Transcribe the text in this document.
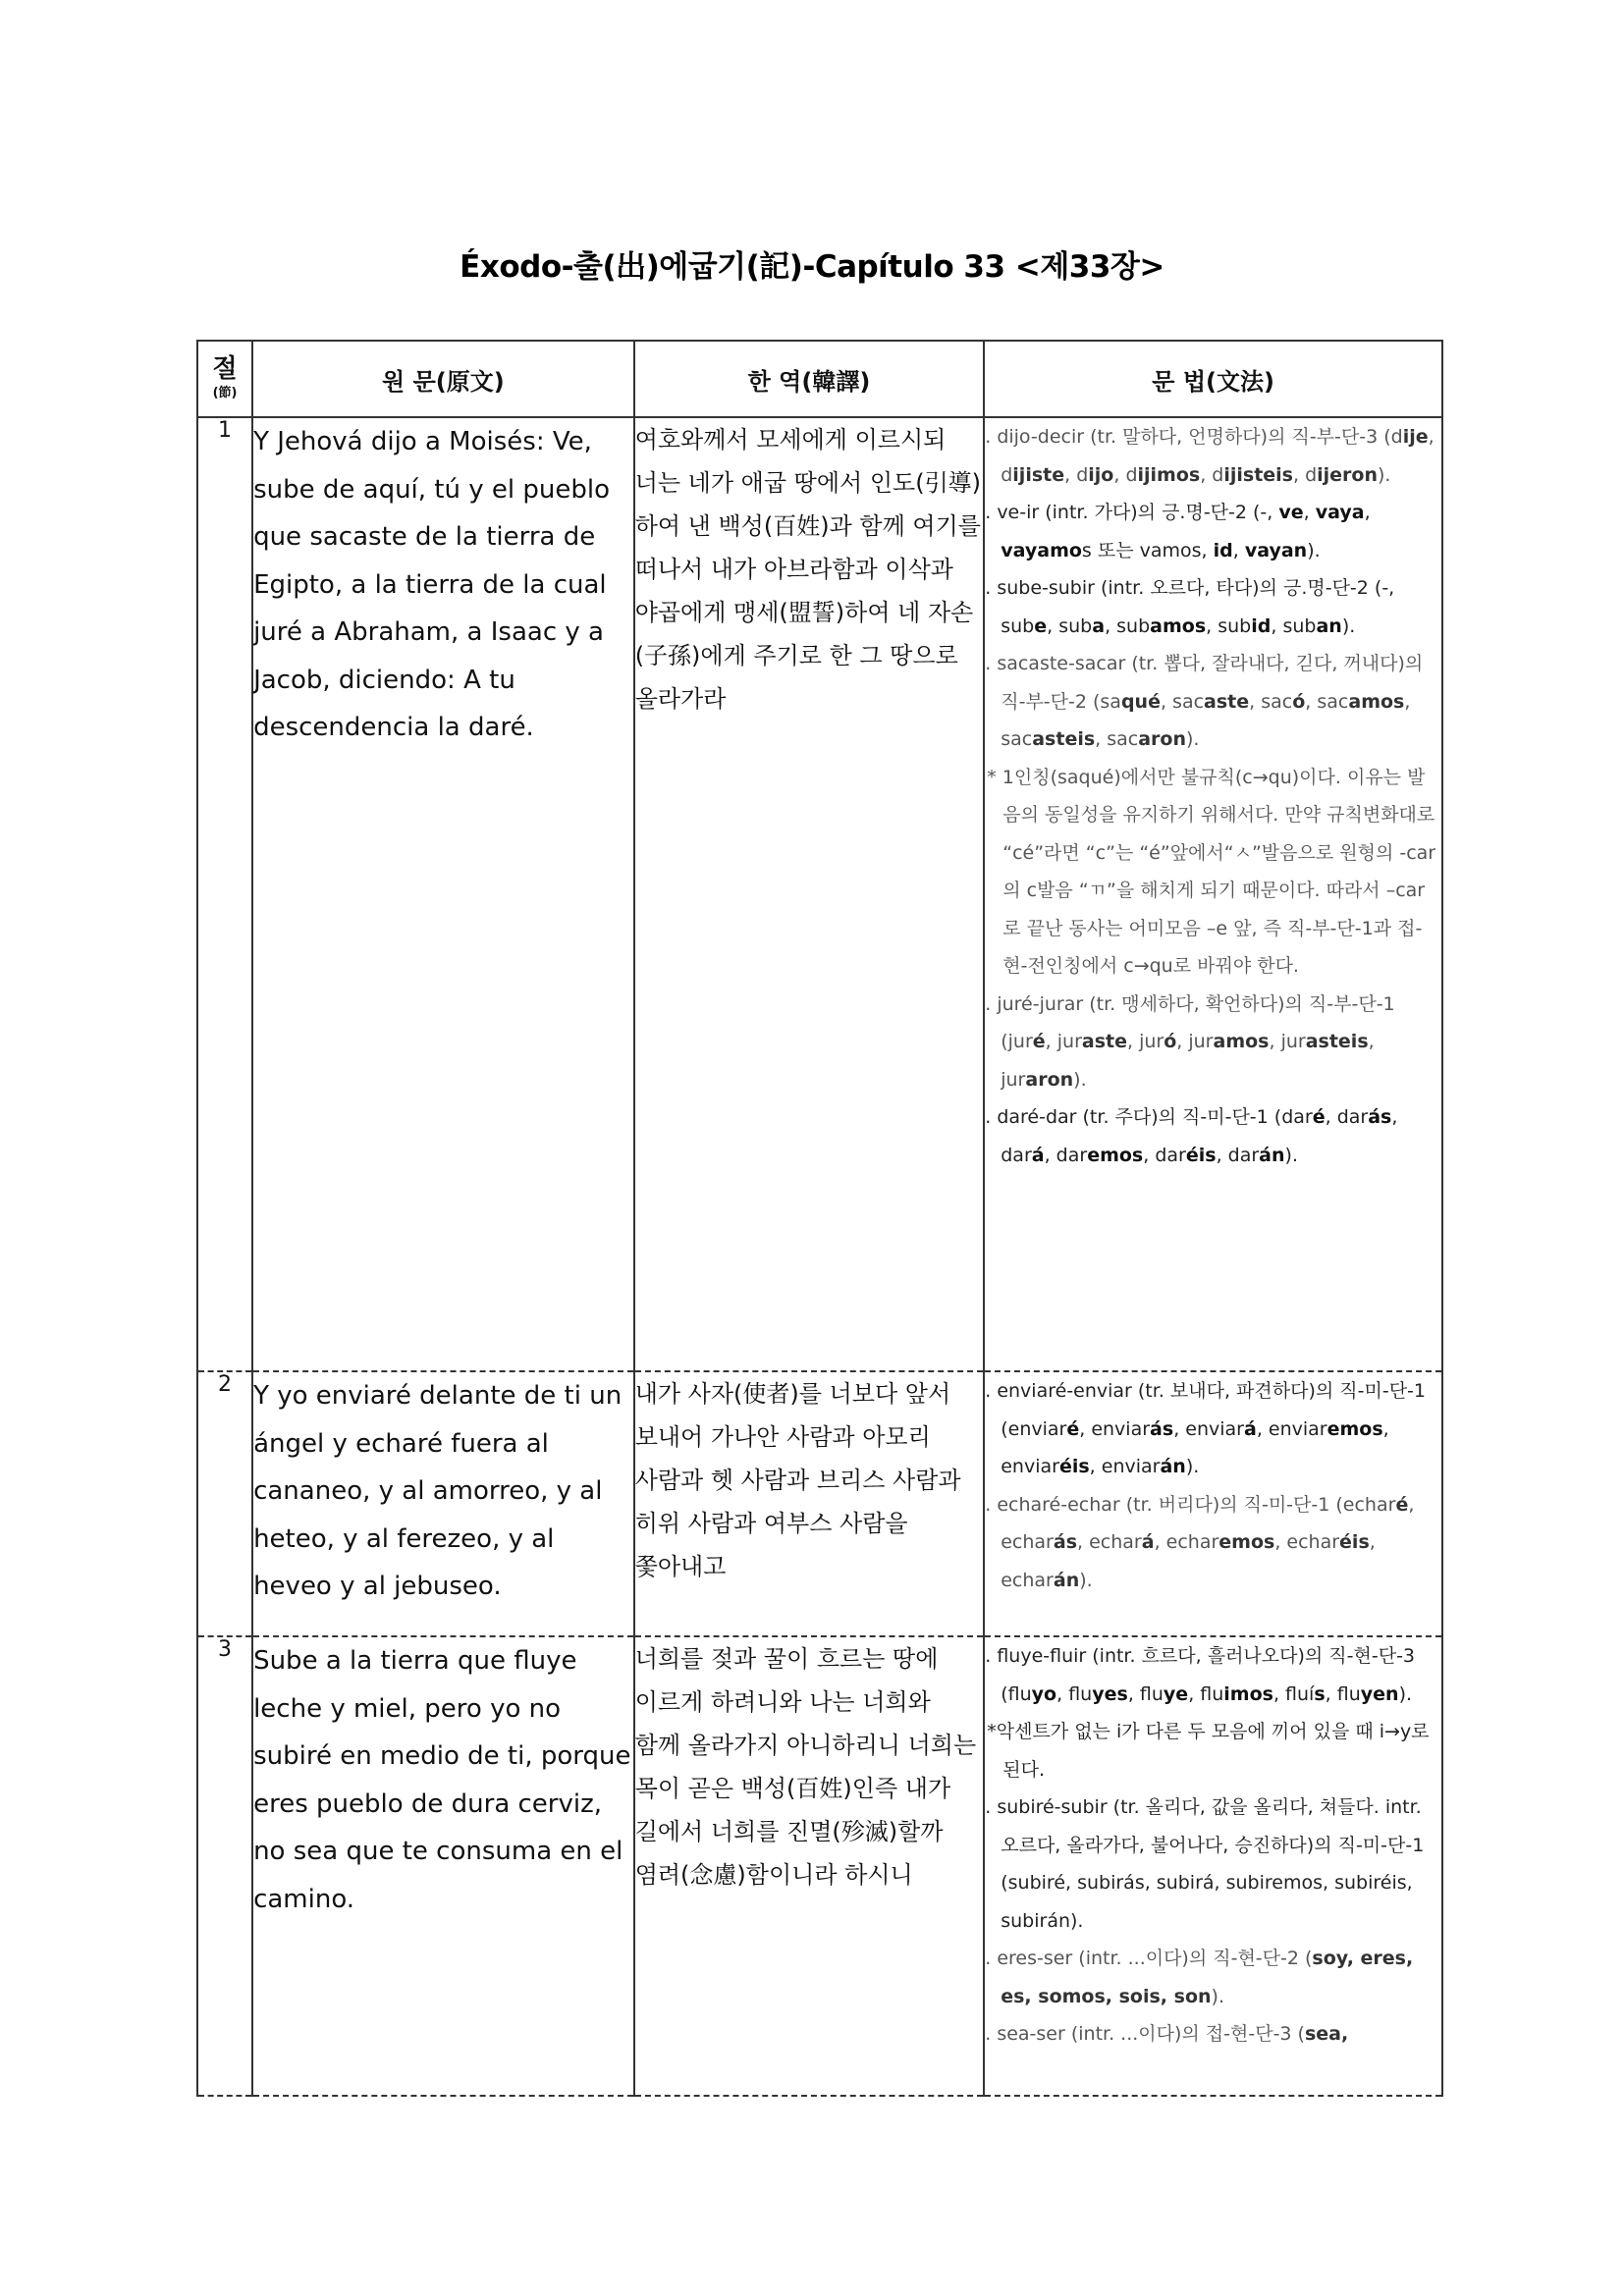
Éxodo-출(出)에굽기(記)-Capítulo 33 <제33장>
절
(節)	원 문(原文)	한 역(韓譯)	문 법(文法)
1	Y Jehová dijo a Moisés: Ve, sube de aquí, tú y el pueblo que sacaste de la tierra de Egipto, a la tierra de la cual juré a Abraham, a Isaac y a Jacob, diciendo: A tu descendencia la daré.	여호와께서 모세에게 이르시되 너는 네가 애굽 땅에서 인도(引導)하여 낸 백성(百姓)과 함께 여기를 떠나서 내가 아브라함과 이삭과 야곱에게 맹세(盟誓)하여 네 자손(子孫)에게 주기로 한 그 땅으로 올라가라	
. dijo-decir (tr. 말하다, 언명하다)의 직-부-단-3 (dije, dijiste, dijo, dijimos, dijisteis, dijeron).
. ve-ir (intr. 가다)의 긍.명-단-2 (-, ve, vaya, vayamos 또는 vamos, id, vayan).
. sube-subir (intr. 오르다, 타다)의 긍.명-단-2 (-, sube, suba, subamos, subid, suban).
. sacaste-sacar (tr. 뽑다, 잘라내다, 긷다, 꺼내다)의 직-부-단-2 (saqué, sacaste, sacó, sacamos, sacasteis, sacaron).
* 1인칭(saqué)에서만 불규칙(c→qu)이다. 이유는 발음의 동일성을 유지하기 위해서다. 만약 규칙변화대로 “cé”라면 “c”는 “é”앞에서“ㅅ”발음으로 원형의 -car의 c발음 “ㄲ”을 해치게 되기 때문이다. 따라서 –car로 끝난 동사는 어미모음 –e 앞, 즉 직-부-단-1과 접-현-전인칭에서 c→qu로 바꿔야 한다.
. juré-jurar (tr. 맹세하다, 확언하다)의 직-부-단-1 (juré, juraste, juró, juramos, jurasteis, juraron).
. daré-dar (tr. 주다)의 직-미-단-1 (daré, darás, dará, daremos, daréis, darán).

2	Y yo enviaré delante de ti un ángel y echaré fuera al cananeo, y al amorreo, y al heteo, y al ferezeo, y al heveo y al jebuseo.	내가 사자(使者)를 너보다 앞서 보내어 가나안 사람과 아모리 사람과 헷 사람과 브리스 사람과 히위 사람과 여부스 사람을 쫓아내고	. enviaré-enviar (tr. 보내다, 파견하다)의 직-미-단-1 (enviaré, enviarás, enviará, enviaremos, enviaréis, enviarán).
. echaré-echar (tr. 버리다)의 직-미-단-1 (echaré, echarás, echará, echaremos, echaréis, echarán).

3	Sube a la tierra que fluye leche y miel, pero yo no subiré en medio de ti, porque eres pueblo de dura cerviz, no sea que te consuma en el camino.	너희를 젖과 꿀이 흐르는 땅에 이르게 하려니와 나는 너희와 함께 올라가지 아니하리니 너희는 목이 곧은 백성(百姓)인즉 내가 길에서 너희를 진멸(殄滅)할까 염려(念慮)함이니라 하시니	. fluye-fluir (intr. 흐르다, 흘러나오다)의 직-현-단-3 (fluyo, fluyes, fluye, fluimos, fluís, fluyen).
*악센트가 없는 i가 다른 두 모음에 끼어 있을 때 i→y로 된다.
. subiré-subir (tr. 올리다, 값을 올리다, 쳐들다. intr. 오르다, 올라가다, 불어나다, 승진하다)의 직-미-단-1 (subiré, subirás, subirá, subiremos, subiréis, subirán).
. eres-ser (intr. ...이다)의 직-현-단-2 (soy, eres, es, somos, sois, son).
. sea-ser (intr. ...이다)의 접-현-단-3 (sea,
■ ■ ■
# Directions for this task
Except for the pictures, copy the material above exactly.

# The completed task
Transcribe the text in this document.
Éxodo-출(出)에굽기(記)-Capítulo 33 <제33장>
절
(節)	원 문(原文)	한 역(韓譯)	문 법(文法)
1	Y Jehová dijo a Moisés: Ve, sube de aquí, tú y el pueblo que sacaste de la tierra de Egipto, a la tierra de la cual juré a Abraham, a Isaac y a Jacob, diciendo: A tu descendencia la daré.	여호와께서 모세에게 이르시되 너는 네가 애굽 땅에서 인도(引導)하여 낸 백성(百姓)과 함께 여기를 떠나서 내가 아브라함과 이삭과 야곱에게 맹세(盟誓)하여 네 자손(子孫)에게 주기로 한 그 땅으로 올라가라	
. dijo-decir (tr. 말하다, 언명하다)의 직-부-단-3 (dije, dijiste, dijo, dijimos, dijisteis, dijeron).
. ve-ir (intr. 가다)의 긍.명-단-2 (-, ve, vaya, vayamos 또는 vamos, id, vayan).
. sube-subir (intr. 오르다, 타다)의 긍.명-단-2 (-, sube, suba, subamos, subid, suban).
. sacaste-sacar (tr. 뽑다, 잘라내다, 긷다, 꺼내다)의 직-부-단-2 (saqué, sacaste, sacó, sacamos, sacasteis, sacaron).
* 1인칭(saqué)에서만 불규칙(c→qu)이다. 이유는 발음의 동일성을 유지하기 위해서다. 만약 규칙변화대로 “cé”라면 “c”는 “é”앞에서“ㅅ”발음으로 원형의 -car의 c발음 “ㄲ”을 해치게 되기 때문이다. 따라서 –car로 끝난 동사는 어미모음 –e 앞, 즉 직-부-단-1과 접-현-전인칭에서 c→qu로 바꿔야 한다.
. juré-jurar (tr. 맹세하다, 확언하다)의 직-부-단-1 (juré, juraste, juró, juramos, jurasteis, juraron).
. daré-dar (tr. 주다)의 직-미-단-1 (daré, darás, dará, daremos, daréis, darán).

2	Y yo enviaré delante de ti un ángel y echaré fuera al cananeo, y al amorreo, y al heteo, y al ferezeo, y al heveo y al jebuseo.	내가 사자(使者)를 너보다 앞서 보내어 가나안 사람과 아모리 사람과 헷 사람과 브리스 사람과 히위 사람과 여부스 사람을 쫓아내고	. enviaré-enviar (tr. 보내다, 파견하다)의 직-미-단-1 (enviaré, enviarás, enviará, enviaremos, enviaréis, enviarán).
. echaré-echar (tr. 버리다)의 직-미-단-1 (echaré, echarás, echará, echaremos, echaréis, echarán).

3	Sube a la tierra que fluye leche y miel, pero yo no subiré en medio de ti, porque eres pueblo de dura cerviz, no sea que te consuma en el camino.	너희를 젖과 꿀이 흐르는 땅에 이르게 하려니와 나는 너희와 함께 올라가지 아니하리니 너희는 목이 곧은 백성(百姓)인즉 내가 길에서 너희를 진멸(殄滅)할까 염려(念慮)함이니라 하시니	. fluye-fluir (intr. 흐르다, 흘러나오다)의 직-현-단-3 (fluyo, fluyes, fluye, fluimos, fluís, fluyen).
*악센트가 없는 i가 다른 두 모음에 끼어 있을 때 i→y로 된다.
. subiré-subir (tr. 올리다, 값을 올리다, 쳐들다. intr. 오르다, 올라가다, 불어나다, 승진하다)의 직-미-단-1 (subiré, subirás, subirá, subiremos, subiréis, subirán).
. eres-ser (intr. ...이다)의 직-현-단-2 (soy, eres, es, somos, sois, son).
. sea-ser (intr. ...이다)의 접-현-단-3 (sea,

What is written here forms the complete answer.